EXERCISE BRIEF:
Extract each line from the entries below that has the string "this" in it.

INFORMATION PROVIDED:
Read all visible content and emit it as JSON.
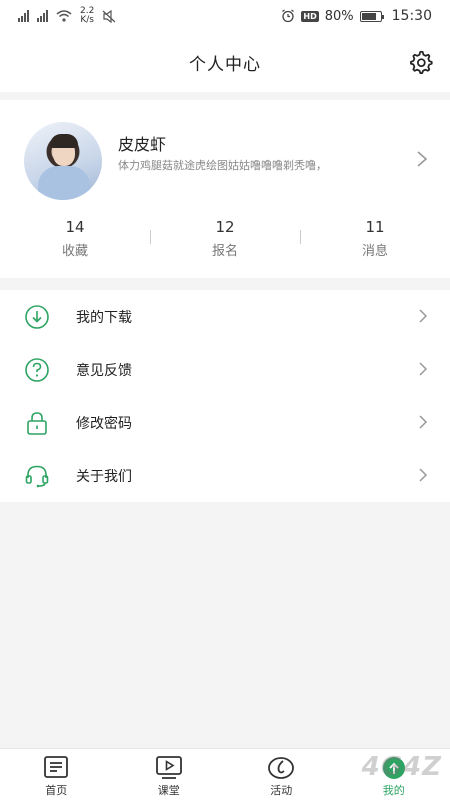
{
  "statusbar": {
    "net_speed_value": "2.2",
    "net_speed_unit": "K/s",
    "battery": "80%",
    "time": "15:30",
    "hd_label": "HD"
  },
  "header": {
    "title": "个人中心"
  },
  "profile": {
    "username": "皮皮虾",
    "bio": "体力鸡腿菇就途虎绘图姑姑噜噜噜剃秃噜，"
  },
  "stats": [
    {
      "value": "14",
      "label": "收藏"
    },
    {
      "value": "12",
      "label": "报名"
    },
    {
      "value": "11",
      "label": "消息"
    }
  ],
  "menu": [
    {
      "label": "我的下载",
      "icon": "download-icon"
    },
    {
      "label": "意见反馈",
      "icon": "question-icon"
    },
    {
      "label": "修改密码",
      "icon": "lock-icon"
    },
    {
      "label": "关于我们",
      "icon": "headset-icon"
    }
  ],
  "tabs": [
    {
      "label": "首页",
      "icon": "home-doc-icon"
    },
    {
      "label": "课堂",
      "icon": "video-play-icon"
    },
    {
      "label": "活动",
      "icon": "activity-icon"
    },
    {
      "label": "我的",
      "icon": "profile-icon"
    }
  ],
  "colors": {
    "accent": "#2ea463",
    "background": "#f4f4f4"
  },
  "watermark": "4G4Z"
}
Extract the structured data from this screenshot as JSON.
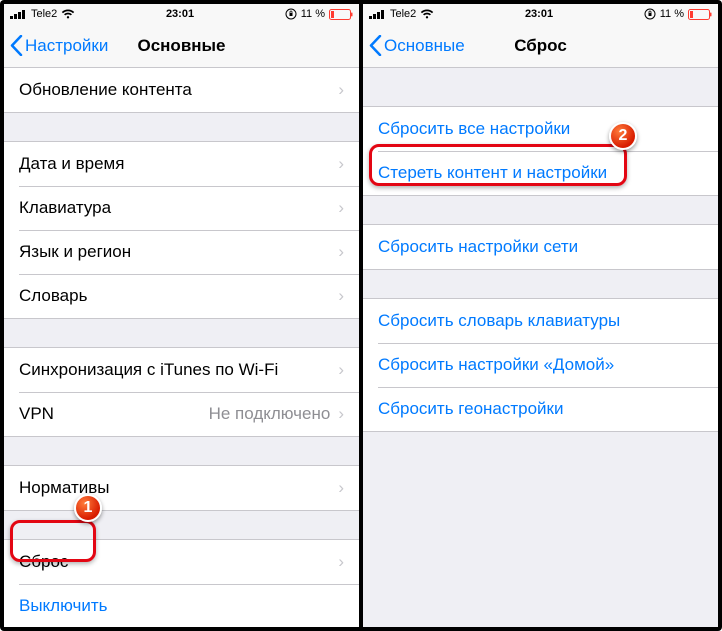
{
  "status": {
    "carrier": "Tele2",
    "time": "23:01",
    "battery_pct": "11 %"
  },
  "left": {
    "back": "Настройки",
    "title": "Основные",
    "g1": {
      "r1": "Обновление контента"
    },
    "g2": {
      "r1": "Дата и время",
      "r2": "Клавиатура",
      "r3": "Язык и регион",
      "r4": "Словарь"
    },
    "g3": {
      "r1": "Синхронизация с iTunes по Wi-Fi",
      "r2_label": "VPN",
      "r2_value": "Не подключено"
    },
    "g4": {
      "r1": "Нормативы"
    },
    "g5": {
      "r1": "Сброс",
      "r2": "Выключить"
    },
    "badge": "1"
  },
  "right": {
    "back": "Основные",
    "title": "Сброс",
    "g1": {
      "r1": "Сбросить все настройки",
      "r2": "Стереть контент и настройки"
    },
    "g2": {
      "r1": "Сбросить настройки сети"
    },
    "g3": {
      "r1": "Сбросить словарь клавиатуры",
      "r2": "Сбросить настройки «Домой»",
      "r3": "Сбросить геонастройки"
    },
    "badge": "2"
  }
}
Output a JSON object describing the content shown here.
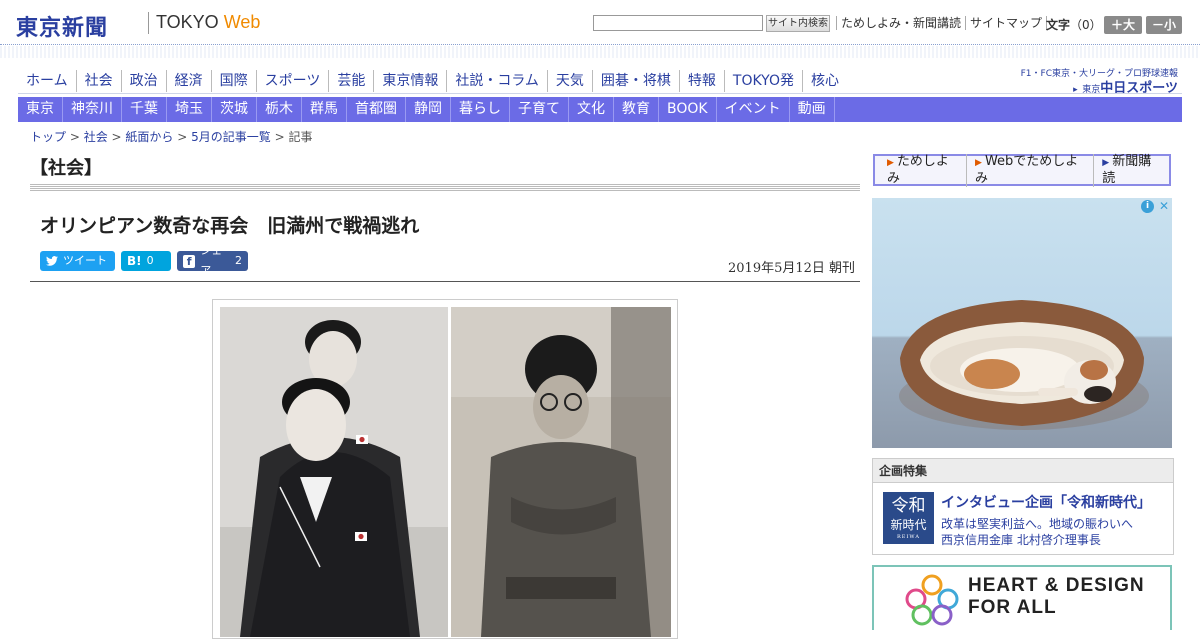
{
  "header": {
    "logo": "東京新聞",
    "logo_tokyo": "TOKYO",
    "logo_web": "Web",
    "search_placeholder": "",
    "search_button": "サイト内検索",
    "util_links": [
      "ためしよみ・新聞講読",
      "サイトマップ"
    ],
    "font_size_label": "文字",
    "font_size_count": "（0）",
    "font_larger": "＋大",
    "font_smaller": "－小"
  },
  "main_nav": [
    "ホーム",
    "社会",
    "政治",
    "経済",
    "国際",
    "スポーツ",
    "芸能",
    "東京情報",
    "社説・コラム",
    "天気",
    "囲碁・将棋",
    "特報",
    "TOKYO発",
    "核心"
  ],
  "sports_promo": {
    "line1": "F1・FC東京・大リーグ・プロ野球速報",
    "line2_small": "東京",
    "line2_main": "中日スポーツ"
  },
  "sub_nav": [
    "東京",
    "神奈川",
    "千葉",
    "埼玉",
    "茨城",
    "栃木",
    "群馬",
    "首都圏",
    "静岡",
    "暮らし",
    "子育て",
    "文化",
    "教育",
    "BOOK",
    "イベント",
    "動画"
  ],
  "breadcrumb": [
    {
      "label": "トップ",
      "sep": " > "
    },
    {
      "label": "社会",
      "sep": " > "
    },
    {
      "label": "紙面から",
      "sep": " > "
    },
    {
      "label": "5月の記事一覧",
      "sep": " > "
    },
    {
      "label": "記事",
      "sep": ""
    }
  ],
  "article": {
    "section": "【社会】",
    "headline": "オリンピアン数奇な再会　旧満州で戦禍逃れ",
    "share": {
      "tweet": "ツイート",
      "hatena_icon": "B!",
      "hatena_count": "0",
      "facebook_label": "シェア",
      "facebook_count": "2"
    },
    "date": "2019年5月12日 朝刊"
  },
  "sidebar": {
    "trial_links": [
      "ためしよみ",
      "Webでためしよみ",
      "新聞購読"
    ],
    "kikaku": {
      "heading": "企画特集",
      "logo_l1": "令和",
      "logo_l2": "新時代",
      "logo_l3": "REIWA",
      "title": "インタビュー企画「令和新時代」",
      "desc1": "改革は堅実利益へ。地域の賑わいへ",
      "desc2": "西京信用金庫 北村啓介理事長"
    },
    "banner_text_1": "HEART & DESIGN",
    "banner_text_2": "FOR ALL"
  },
  "colors": {
    "brand_blue": "#2a3fa0",
    "subnav_bg": "#6b6be6",
    "twitter": "#1da1f2",
    "hatena": "#00a4de",
    "facebook": "#3b5998"
  }
}
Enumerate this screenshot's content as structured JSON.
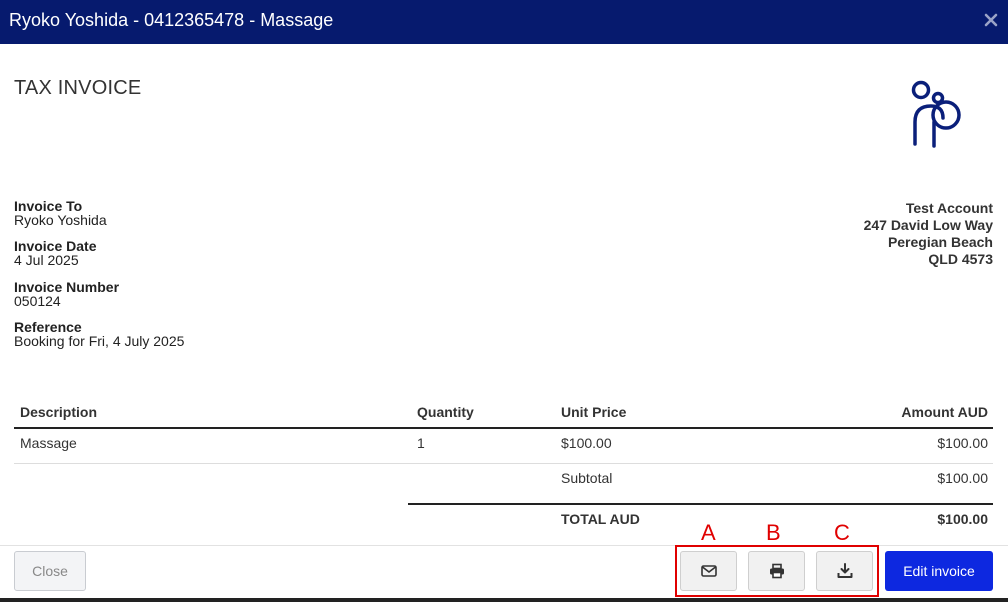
{
  "modal": {
    "title": "Ryoko Yoshida - 0412365478 - Massage",
    "close_icon": "close-icon"
  },
  "invoice": {
    "document_title": "TAX INVOICE",
    "invoice_to_label": "Invoice To",
    "invoice_to_value": "Ryoko Yoshida",
    "invoice_date_label": "Invoice Date",
    "invoice_date_value": "4 Jul 2025",
    "invoice_number_label": "Invoice Number",
    "invoice_number_value": "050124",
    "reference_label": "Reference",
    "reference_value": "Booking for Fri, 4 July 2025"
  },
  "business": {
    "name": "Test Account",
    "street": "247 David Low Way",
    "suburb": "Peregian Beach",
    "state_postcode": "QLD 4573",
    "logo_icon": "rp-logo",
    "brand_color": "#0a1f7a"
  },
  "table": {
    "headers": {
      "description": "Description",
      "quantity": "Quantity",
      "unit_price": "Unit Price",
      "amount": "Amount AUD"
    },
    "rows": [
      {
        "description": "Massage",
        "quantity": "1",
        "unit_price": "$100.00",
        "amount": "$100.00"
      }
    ],
    "subtotal_label": "Subtotal",
    "subtotal_value": "$100.00",
    "total_label": "TOTAL AUD",
    "total_value": "$100.00"
  },
  "footer": {
    "close_label": "Close",
    "email_icon": "email-icon",
    "print_icon": "print-icon",
    "download_icon": "download-icon",
    "edit_label": "Edit invoice",
    "edit_color": "#0d28e0"
  },
  "annotations": {
    "marker_a": "A",
    "marker_b": "B",
    "marker_c": "C",
    "highlight_color": "#e00000"
  }
}
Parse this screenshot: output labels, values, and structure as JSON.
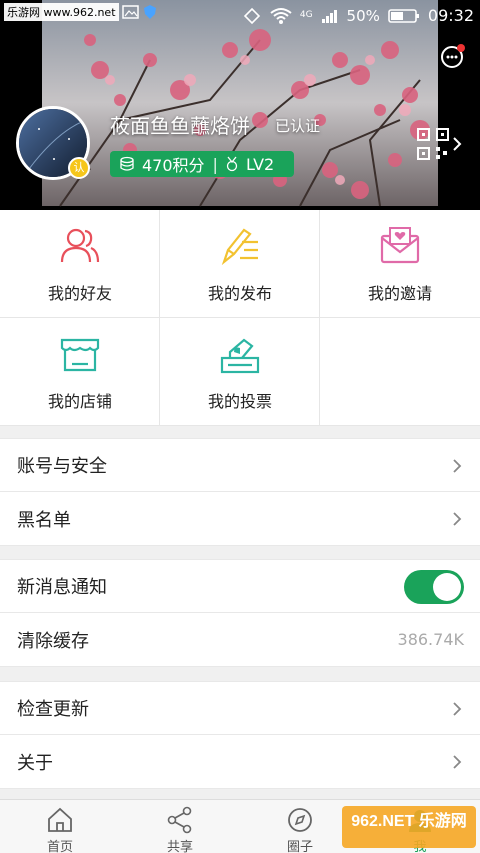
{
  "status_bar": {
    "watermark_text": "乐游网 www.962.net",
    "battery_percent": "50%",
    "time": "09:32",
    "network": "4G"
  },
  "profile": {
    "username": "莜面鱼鱼蘸烙饼",
    "verified_label": "已认证",
    "avatar_badge": "认",
    "points": "470积分",
    "level": "LV2"
  },
  "grid": {
    "items": [
      {
        "label": "我的好友",
        "icon": "friends-icon"
      },
      {
        "label": "我的发布",
        "icon": "publish-icon"
      },
      {
        "label": "我的邀请",
        "icon": "invite-icon"
      },
      {
        "label": "我的店铺",
        "icon": "shop-icon"
      },
      {
        "label": "我的投票",
        "icon": "vote-icon"
      }
    ]
  },
  "settings": {
    "account_security": "账号与安全",
    "blacklist": "黑名单",
    "notifications": "新消息通知",
    "notifications_on": true,
    "clear_cache": "清除缓存",
    "cache_size": "386.74K",
    "check_update": "检查更新",
    "about": "关于"
  },
  "tabbar": {
    "tabs": [
      {
        "label": "首页",
        "icon": "home-icon"
      },
      {
        "label": "共享",
        "icon": "share-icon"
      },
      {
        "label": "圈子",
        "icon": "compass-icon"
      },
      {
        "label": "我",
        "icon": "me-icon"
      }
    ],
    "active_tab": "我",
    "watermark": "962.NET 乐游网"
  },
  "colors": {
    "accent_green": "#1aa35a",
    "friends_red": "#e8505b",
    "publish_yellow": "#f2c230",
    "invite_pink": "#e06aa8",
    "shop_teal": "#2bb5a3"
  }
}
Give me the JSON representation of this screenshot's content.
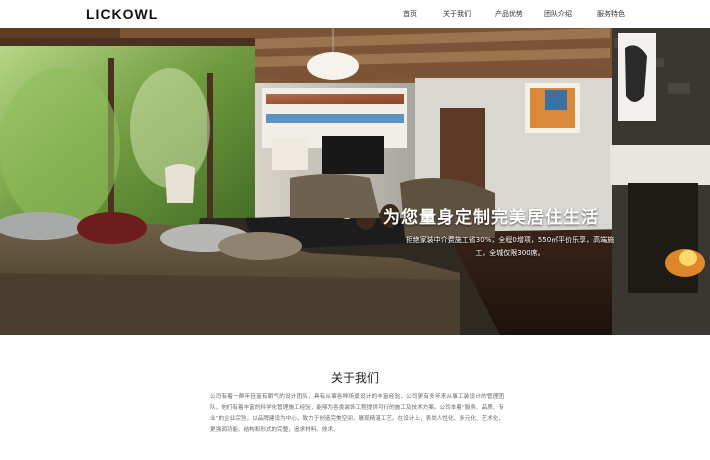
{
  "header": {
    "logo": "LICKOWL",
    "nav": [
      {
        "label": "首页"
      },
      {
        "label": "关于我们"
      },
      {
        "label": "产品优势"
      },
      {
        "label": "团队介绍"
      },
      {
        "label": "服务特色"
      }
    ]
  },
  "hero": {
    "slogan": "为您量身定制完美居住生活",
    "subline": "拒绝家装中介费施工省30%，全程0增项，550㎡平价乐享，高端施工，全城仅限300席。"
  },
  "about": {
    "title": "关于我们",
    "text": "公司有着一群年轻富有朝气的设计团队，具有从事各种场景设计的丰富经验，公司更有多年来从事工装设计的管理团队，他们有着丰富的科学化管理施工经验，能够为各类装饰工程提供可行的施工及技术方案。公司本着“服务、品质、专业”的企业宗旨，以品牌建设为中心，致力于创造完美空间，展现精湛工艺。在设计上，表尚人性化、多元化、艺术化，更强调功能、结构和形式的完整，追求材料、技术、"
  },
  "colors": {
    "header_bg": "#ffffff",
    "text_dark": "#222222",
    "hero_text": "#ffffff"
  }
}
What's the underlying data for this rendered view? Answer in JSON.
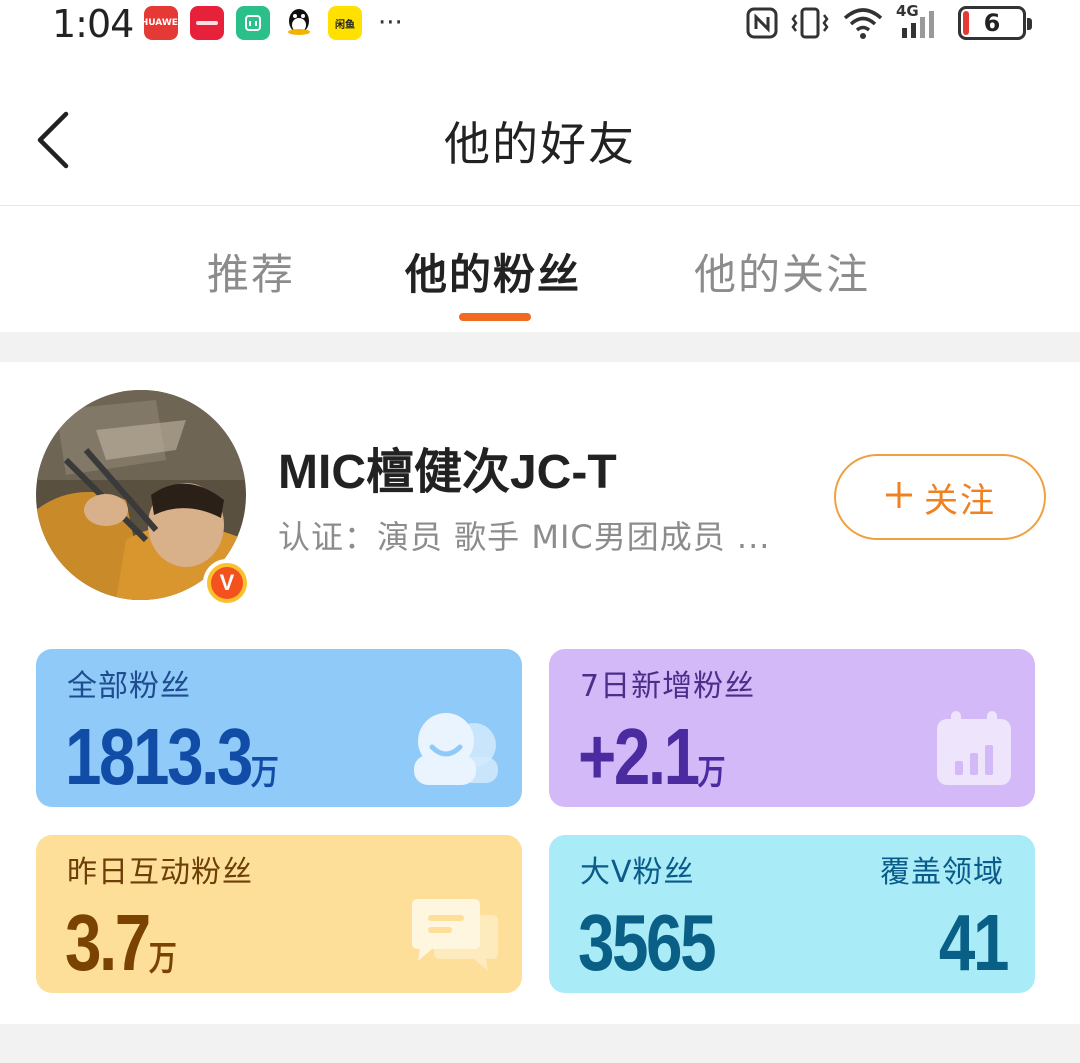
{
  "status_bar": {
    "time": "1:04",
    "app_icons": [
      {
        "name": "huawei-appgallery-icon",
        "color": "#e53935",
        "label": "HUAWEI"
      },
      {
        "name": "red-app-icon",
        "color": "#e8213b",
        "label": ""
      },
      {
        "name": "mijia-icon",
        "color": "#2bbf8a",
        "label": ""
      },
      {
        "name": "qq-icon",
        "color": "#ffffff",
        "label": ""
      },
      {
        "name": "xianyu-icon",
        "color": "#ffe100",
        "label": "闲鱼"
      }
    ],
    "more": "···",
    "network": "4G",
    "battery": "6"
  },
  "header": {
    "title": "他的好友"
  },
  "tabs": [
    {
      "label": "推荐",
      "active": false
    },
    {
      "label": "他的粉丝",
      "active": true
    },
    {
      "label": "他的关注",
      "active": false
    }
  ],
  "profile": {
    "name": "MIC檀健次JC-T",
    "verification": "认证：演员 歌手 MIC男团成员 ...",
    "badge": "V",
    "follow_label": "关注"
  },
  "stats": {
    "all_fans": {
      "label": "全部粉丝",
      "value": "1813.3",
      "unit": "万"
    },
    "new_fans_7d": {
      "label": "7日新增粉丝",
      "value": "+2.1",
      "unit": "万"
    },
    "interactive_fans": {
      "label": "昨日互动粉丝",
      "value": "3.7",
      "unit": "万"
    },
    "big_v_fans": {
      "label": "大V粉丝",
      "value": "3565",
      "coverage_label": "覆盖领域",
      "coverage_value": "41"
    }
  },
  "colors": {
    "accent": "#f06a1f",
    "follow_border": "#f0a040",
    "card_blue": "#8fcaf9",
    "card_purple": "#d3b9f8",
    "card_yellow": "#fddf9a",
    "card_cyan": "#a9ebf6"
  }
}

TASK ANSWER:
Extract the structured data from this screenshot as JSON.
Enumerate this screenshot's content as structured JSON.
Parse this screenshot: output labels, values, and structure as JSON.
Give me the JSON representation of this screenshot's content.
What's the underlying data for this rendered view? Answer in JSON.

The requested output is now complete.